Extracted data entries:
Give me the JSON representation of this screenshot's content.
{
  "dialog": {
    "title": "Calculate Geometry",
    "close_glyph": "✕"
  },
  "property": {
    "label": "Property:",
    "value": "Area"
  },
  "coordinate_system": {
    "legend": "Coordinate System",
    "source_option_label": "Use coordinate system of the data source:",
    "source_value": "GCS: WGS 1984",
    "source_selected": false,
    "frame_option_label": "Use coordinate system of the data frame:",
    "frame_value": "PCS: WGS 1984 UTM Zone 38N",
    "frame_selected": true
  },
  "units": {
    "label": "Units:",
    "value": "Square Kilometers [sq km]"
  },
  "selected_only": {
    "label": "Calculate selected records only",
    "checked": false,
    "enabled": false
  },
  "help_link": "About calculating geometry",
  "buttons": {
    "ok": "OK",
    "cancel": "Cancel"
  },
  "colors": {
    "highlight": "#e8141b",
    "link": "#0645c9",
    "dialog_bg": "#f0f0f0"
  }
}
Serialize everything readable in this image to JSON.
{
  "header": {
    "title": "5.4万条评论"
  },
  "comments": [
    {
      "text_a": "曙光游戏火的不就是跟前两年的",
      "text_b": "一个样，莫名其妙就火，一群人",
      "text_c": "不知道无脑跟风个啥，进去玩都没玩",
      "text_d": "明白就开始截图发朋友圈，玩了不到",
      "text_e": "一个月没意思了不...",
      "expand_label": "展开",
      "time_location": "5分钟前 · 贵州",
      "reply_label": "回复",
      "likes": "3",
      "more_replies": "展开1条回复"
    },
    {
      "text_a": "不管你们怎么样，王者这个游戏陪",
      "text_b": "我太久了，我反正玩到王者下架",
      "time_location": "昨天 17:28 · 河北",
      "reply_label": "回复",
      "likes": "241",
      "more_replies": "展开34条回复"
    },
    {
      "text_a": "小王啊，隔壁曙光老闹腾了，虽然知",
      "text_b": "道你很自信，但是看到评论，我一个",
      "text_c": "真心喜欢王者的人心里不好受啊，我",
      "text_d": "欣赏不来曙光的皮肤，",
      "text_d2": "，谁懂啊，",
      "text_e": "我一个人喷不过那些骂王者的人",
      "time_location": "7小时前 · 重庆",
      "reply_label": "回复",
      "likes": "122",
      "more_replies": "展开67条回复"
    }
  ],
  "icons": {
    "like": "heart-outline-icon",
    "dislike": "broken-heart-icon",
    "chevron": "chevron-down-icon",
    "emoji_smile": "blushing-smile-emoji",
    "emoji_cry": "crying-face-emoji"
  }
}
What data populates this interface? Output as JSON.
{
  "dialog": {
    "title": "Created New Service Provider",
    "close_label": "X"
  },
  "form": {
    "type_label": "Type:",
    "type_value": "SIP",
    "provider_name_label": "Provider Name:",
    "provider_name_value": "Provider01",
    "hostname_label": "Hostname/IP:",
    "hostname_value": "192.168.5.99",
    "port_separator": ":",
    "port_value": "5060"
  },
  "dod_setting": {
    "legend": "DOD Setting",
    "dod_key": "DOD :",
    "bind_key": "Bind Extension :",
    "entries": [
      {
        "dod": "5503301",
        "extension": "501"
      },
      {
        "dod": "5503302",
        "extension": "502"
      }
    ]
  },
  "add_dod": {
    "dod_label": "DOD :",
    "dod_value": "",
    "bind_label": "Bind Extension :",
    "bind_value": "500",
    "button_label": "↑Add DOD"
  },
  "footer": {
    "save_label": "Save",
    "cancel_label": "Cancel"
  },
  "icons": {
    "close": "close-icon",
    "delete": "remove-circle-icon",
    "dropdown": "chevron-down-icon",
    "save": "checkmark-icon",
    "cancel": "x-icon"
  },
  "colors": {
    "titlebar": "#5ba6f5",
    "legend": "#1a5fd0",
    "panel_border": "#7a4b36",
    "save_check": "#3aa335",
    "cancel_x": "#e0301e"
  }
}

§ **WHAT TO DO**
Copy every record above exactly as it appears.

§ **TASK SOLUTION**
Give me the JSON representation of this screenshot's content.
{
  "dialog": {
    "title": "Calculate Geometry",
    "close_glyph": "✕"
  },
  "property": {
    "label": "Property:",
    "value": "Area"
  },
  "coordinate_system": {
    "legend": "Coordinate System",
    "source_option_label": "Use coordinate system of the data source:",
    "source_value": "GCS: WGS 1984",
    "source_selected": false,
    "frame_option_label": "Use coordinate system of the data frame:",
    "frame_value": "PCS: WGS 1984 UTM Zone 38N",
    "frame_selected": true
  },
  "units": {
    "label": "Units:",
    "value": "Square Kilometers [sq km]"
  },
  "selected_only": {
    "label": "Calculate selected records only",
    "checked": false,
    "enabled": false
  },
  "help_link": "About calculating geometry",
  "buttons": {
    "ok": "OK",
    "cancel": "Cancel"
  },
  "colors": {
    "highlight": "#e8141b",
    "link": "#0645c9",
    "dialog_bg": "#f0f0f0"
  }
}
Serialize everything readable in this image to JSON.
{
  "header": {
    "title": "5.4万条评论"
  },
  "comments": [
    {
      "text_a": "曙光游戏火的不就是跟前两年的",
      "text_b": "一个样，莫名其妙就火，一群人",
      "text_c": "不知道无脑跟风个啥，进去玩都没玩",
      "text_d": "明白就开始截图发朋友圈，玩了不到",
      "text_e": "一个月没意思了不...",
      "expand_label": "展开",
      "time_location": "5分钟前 · 贵州",
      "reply_label": "回复",
      "likes": "3",
      "more_replies": "展开1条回复"
    },
    {
      "text_a": "不管你们怎么样，王者这个游戏陪",
      "text_b": "我太久了，我反正玩到王者下架",
      "time_location": "昨天 17:28 · 河北",
      "reply_label": "回复",
      "likes": "241",
      "more_replies": "展开34条回复"
    },
    {
      "text_a": "小王啊，隔壁曙光老闹腾了，虽然知",
      "text_b": "道你很自信，但是看到评论，我一个",
      "text_c": "真心喜欢王者的人心里不好受啊，我",
      "text_d": "欣赏不来曙光的皮肤，",
      "text_d2": "，谁懂啊，",
      "text_e": "我一个人喷不过那些骂王者的人",
      "time_location": "7小时前 · 重庆",
      "reply_label": "回复",
      "likes": "122",
      "more_replies": "展开67条回复"
    }
  ],
  "icons": {
    "like": "heart-outline-icon",
    "dislike": "broken-heart-icon",
    "chevron": "chevron-down-icon",
    "emoji_smile": "blushing-smile-emoji",
    "emoji_cry": "crying-face-emoji"
  }
}
What data populates this interface? Output as JSON.
{
  "dialog": {
    "title": "Created New Service Provider",
    "close_label": "X"
  },
  "form": {
    "type_label": "Type:",
    "type_value": "SIP",
    "provider_name_label": "Provider Name:",
    "provider_name_value": "Provider01",
    "hostname_label": "Hostname/IP:",
    "hostname_value": "192.168.5.99",
    "port_separator": ":",
    "port_value": "5060"
  },
  "dod_setting": {
    "legend": "DOD Setting",
    "dod_key": "DOD :",
    "bind_key": "Bind Extension :",
    "entries": [
      {
        "dod": "5503301",
        "extension": "501"
      },
      {
        "dod": "5503302",
        "extension": "502"
      }
    ]
  },
  "add_dod": {
    "dod_label": "DOD :",
    "dod_value": "",
    "bind_label": "Bind Extension :",
    "bind_value": "500",
    "button_label": "↑Add DOD"
  },
  "footer": {
    "save_label": "Save",
    "cancel_label": "Cancel"
  },
  "icons": {
    "close": "close-icon",
    "delete": "remove-circle-icon",
    "dropdown": "chevron-down-icon",
    "save": "checkmark-icon",
    "cancel": "x-icon"
  },
  "colors": {
    "titlebar": "#5ba6f5",
    "legend": "#1a5fd0",
    "panel_border": "#7a4b36",
    "save_check": "#3aa335",
    "cancel_x": "#e0301e"
  }
}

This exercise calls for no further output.